» **Task data**:

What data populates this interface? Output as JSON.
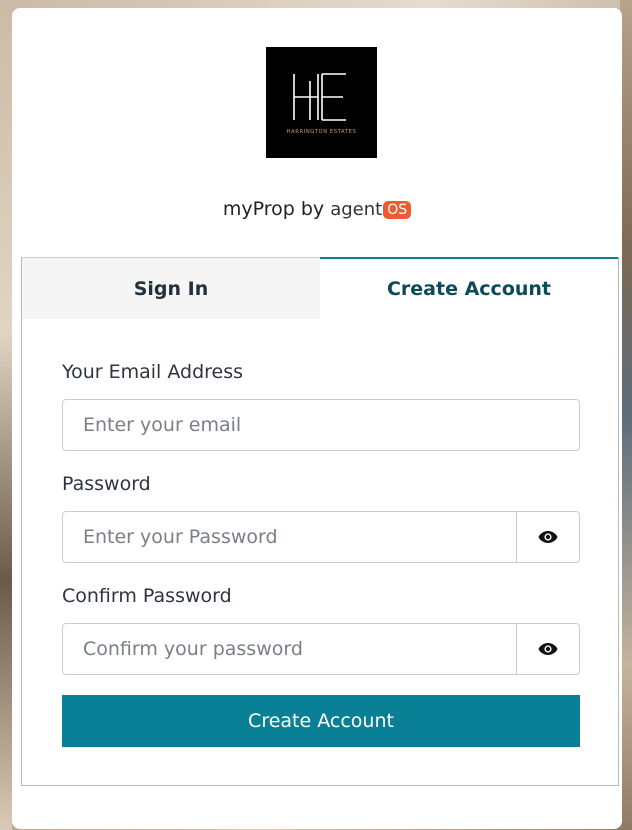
{
  "brand": {
    "logo_text": "HARRINGTON ESTATES",
    "tagline_prefix": "myProp by",
    "agent_word": "agent",
    "os_word": "OS"
  },
  "tabs": [
    {
      "label": "Sign In",
      "active": false
    },
    {
      "label": "Create Account",
      "active": true
    }
  ],
  "form": {
    "email": {
      "label": "Your Email Address",
      "placeholder": "Enter your email",
      "value": ""
    },
    "password": {
      "label": "Password",
      "placeholder": "Enter your Password",
      "value": ""
    },
    "confirm": {
      "label": "Confirm Password",
      "placeholder": "Confirm your password",
      "value": ""
    },
    "submit_label": "Create Account"
  },
  "colors": {
    "accent": "#0a8096",
    "active_tab_text": "#0b4a56",
    "os_badge": "#ef5b31"
  },
  "icons": {
    "password_toggle": "eye-icon",
    "confirm_toggle": "eye-icon"
  }
}
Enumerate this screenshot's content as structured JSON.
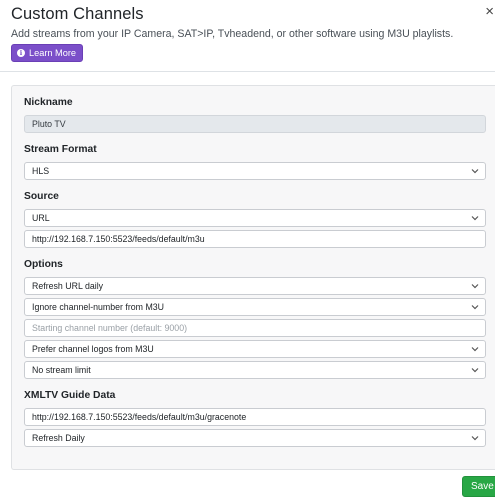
{
  "header": {
    "title": "Custom Channels",
    "close_glyph": "×",
    "subtitle": "Add streams from your IP Camera, SAT>IP, Tvheadend, or other software using M3U playlists.",
    "learn_more_label": "Learn More",
    "learn_more_icon": "info-circle-icon",
    "learn_more_color": "#7b4fc9"
  },
  "form": {
    "nickname": {
      "label": "Nickname",
      "value": "Pluto TV"
    },
    "stream_format": {
      "label": "Stream Format",
      "value": "HLS"
    },
    "source": {
      "label": "Source",
      "type_value": "URL",
      "url_value": "http://192.168.7.150:5523/feeds/default/m3u"
    },
    "options": {
      "label": "Options",
      "refresh_value": "Refresh URL daily",
      "channel_number_mode": "Ignore channel-number from M3U",
      "starting_channel_placeholder": "Starting channel number (default: 9000)",
      "logos_value": "Prefer channel logos from M3U",
      "stream_limit_value": "No stream limit"
    },
    "xmltv": {
      "label": "XMLTV Guide Data",
      "url_value": "http://192.168.7.150:5523/feeds/default/m3u/gracenote",
      "refresh_value": "Refresh Daily"
    }
  },
  "footer": {
    "save_label": "Save",
    "save_color": "#28a745"
  }
}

» **What this task involves**:
Pull out every line containing "http".

» **Solution for this task**:
      "url_value": "http://192.168.7.150:5523/feeds/default/m3u"
      "url_value": "http://192.168.7.150:5523/feeds/default/m3u/gracenote",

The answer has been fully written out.